* [Stated task] From the entries below, gather each line containing the word "unpumped".

[Start of Recorded data]

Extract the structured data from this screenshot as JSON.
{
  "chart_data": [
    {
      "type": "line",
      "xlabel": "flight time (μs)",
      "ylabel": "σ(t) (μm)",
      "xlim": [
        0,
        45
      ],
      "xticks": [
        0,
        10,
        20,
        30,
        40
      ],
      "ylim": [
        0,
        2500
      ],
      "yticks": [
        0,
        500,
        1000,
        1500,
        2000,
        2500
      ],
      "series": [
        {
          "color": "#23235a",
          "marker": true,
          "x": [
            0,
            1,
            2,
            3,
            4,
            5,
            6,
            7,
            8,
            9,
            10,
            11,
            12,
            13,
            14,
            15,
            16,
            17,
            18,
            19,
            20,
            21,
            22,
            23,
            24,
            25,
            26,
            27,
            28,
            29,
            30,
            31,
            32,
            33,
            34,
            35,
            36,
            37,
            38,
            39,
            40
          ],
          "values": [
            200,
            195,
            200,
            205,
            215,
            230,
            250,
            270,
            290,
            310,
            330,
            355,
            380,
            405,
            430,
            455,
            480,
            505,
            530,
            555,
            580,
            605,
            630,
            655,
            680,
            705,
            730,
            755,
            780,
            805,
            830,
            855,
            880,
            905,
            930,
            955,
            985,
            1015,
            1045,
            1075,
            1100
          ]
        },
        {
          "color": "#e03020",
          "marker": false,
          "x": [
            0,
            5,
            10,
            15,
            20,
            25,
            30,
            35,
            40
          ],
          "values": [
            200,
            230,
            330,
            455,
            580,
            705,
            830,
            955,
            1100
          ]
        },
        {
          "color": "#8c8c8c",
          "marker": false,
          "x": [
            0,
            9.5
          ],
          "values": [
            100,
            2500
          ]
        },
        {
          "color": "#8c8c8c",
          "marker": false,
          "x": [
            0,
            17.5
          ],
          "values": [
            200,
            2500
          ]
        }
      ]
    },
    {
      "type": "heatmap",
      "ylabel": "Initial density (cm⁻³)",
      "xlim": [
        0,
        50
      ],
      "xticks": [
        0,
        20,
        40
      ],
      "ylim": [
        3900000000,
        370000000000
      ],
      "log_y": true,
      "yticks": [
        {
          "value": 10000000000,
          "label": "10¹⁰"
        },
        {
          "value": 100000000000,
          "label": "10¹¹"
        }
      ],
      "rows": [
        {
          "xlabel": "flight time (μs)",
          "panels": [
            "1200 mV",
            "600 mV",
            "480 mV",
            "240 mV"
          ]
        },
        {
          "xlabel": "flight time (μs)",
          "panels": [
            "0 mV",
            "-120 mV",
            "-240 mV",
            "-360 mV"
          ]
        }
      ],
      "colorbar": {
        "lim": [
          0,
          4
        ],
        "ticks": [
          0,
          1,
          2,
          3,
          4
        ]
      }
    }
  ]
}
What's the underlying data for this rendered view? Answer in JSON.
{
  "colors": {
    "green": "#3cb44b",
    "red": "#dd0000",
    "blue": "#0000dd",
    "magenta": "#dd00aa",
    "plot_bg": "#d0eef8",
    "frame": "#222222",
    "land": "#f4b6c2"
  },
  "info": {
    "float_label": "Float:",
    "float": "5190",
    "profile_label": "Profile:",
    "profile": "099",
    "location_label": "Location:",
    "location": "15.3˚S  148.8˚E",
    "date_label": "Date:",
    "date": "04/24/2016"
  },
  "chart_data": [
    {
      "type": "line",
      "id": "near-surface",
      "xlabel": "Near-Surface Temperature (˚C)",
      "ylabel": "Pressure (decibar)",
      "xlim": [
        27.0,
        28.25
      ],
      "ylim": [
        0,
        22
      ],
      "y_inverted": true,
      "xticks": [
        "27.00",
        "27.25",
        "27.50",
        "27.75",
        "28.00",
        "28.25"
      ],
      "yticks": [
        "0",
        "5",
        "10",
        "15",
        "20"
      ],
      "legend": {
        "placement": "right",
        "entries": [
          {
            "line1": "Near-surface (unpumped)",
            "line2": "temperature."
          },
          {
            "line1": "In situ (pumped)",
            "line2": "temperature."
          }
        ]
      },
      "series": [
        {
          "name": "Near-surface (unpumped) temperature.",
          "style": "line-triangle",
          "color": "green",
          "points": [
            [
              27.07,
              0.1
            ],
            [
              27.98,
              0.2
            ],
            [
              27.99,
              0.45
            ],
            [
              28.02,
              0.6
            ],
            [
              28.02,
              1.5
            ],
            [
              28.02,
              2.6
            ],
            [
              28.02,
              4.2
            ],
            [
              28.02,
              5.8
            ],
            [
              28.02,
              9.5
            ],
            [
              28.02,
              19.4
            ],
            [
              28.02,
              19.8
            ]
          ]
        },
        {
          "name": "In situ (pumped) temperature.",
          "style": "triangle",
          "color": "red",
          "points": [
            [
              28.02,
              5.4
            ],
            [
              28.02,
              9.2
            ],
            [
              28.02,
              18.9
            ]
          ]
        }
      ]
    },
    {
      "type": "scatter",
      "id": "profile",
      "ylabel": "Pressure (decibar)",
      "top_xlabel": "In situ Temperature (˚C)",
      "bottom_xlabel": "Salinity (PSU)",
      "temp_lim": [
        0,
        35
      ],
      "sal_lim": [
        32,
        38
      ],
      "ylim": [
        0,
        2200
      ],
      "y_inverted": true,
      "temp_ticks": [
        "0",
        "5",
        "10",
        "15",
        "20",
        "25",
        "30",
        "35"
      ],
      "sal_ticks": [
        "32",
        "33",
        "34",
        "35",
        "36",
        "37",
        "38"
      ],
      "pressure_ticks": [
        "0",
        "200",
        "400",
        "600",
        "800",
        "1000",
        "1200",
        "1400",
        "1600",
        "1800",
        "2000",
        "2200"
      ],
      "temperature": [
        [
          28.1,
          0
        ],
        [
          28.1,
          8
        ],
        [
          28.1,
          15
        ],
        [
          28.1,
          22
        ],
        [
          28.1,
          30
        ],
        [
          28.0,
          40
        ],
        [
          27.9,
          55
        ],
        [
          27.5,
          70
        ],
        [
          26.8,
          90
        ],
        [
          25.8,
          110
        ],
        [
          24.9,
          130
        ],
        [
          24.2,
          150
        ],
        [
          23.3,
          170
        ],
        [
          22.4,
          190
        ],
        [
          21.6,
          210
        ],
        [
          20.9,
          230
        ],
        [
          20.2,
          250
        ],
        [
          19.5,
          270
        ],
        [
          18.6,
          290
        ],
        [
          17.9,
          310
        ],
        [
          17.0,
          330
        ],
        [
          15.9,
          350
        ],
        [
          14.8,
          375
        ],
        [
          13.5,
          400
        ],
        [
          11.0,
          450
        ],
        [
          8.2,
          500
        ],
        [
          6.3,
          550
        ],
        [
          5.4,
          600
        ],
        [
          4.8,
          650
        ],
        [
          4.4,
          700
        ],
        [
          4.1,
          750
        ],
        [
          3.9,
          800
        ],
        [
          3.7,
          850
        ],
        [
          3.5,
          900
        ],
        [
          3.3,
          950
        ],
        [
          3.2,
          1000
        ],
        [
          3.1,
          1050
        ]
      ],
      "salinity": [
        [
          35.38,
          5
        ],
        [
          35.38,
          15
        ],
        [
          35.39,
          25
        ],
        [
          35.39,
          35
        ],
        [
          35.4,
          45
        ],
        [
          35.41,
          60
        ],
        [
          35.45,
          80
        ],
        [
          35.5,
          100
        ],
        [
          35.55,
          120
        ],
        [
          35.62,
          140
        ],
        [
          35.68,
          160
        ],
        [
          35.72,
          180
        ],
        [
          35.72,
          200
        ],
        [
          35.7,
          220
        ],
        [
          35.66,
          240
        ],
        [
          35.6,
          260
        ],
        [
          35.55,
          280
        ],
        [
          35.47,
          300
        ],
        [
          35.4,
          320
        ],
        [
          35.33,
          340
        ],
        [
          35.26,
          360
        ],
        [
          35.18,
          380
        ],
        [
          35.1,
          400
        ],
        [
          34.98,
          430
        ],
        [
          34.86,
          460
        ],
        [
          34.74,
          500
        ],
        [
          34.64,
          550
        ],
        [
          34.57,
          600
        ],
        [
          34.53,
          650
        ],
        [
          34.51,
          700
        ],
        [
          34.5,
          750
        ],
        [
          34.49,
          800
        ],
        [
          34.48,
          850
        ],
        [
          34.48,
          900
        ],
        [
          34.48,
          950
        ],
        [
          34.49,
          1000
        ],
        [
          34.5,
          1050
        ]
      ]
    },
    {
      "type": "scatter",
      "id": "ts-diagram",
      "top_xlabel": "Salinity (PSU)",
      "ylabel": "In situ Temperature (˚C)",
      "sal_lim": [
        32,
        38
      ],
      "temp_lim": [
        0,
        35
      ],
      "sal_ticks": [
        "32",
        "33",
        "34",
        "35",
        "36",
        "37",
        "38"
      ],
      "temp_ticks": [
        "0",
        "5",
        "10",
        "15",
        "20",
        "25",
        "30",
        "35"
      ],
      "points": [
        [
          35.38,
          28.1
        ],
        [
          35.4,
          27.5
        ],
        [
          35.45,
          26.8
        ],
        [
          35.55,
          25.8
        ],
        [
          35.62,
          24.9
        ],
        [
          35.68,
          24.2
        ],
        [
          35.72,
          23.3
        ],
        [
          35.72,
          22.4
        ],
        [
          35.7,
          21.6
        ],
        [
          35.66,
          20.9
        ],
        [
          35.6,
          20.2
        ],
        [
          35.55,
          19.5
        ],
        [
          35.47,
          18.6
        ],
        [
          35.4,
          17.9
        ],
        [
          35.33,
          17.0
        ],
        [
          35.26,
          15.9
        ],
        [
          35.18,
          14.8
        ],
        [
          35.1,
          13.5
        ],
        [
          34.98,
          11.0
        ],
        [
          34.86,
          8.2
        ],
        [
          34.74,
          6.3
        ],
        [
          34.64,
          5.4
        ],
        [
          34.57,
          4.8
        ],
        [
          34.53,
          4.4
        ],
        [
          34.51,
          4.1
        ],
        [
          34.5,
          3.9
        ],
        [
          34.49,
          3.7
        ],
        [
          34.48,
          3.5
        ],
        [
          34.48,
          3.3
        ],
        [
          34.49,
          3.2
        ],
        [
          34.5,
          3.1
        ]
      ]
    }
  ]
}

[End of Recorded data]

* [Solution to this problem]
            "line1": "Near-surface (unpumped)",
          "name": "Near-surface (unpumped) temperature.",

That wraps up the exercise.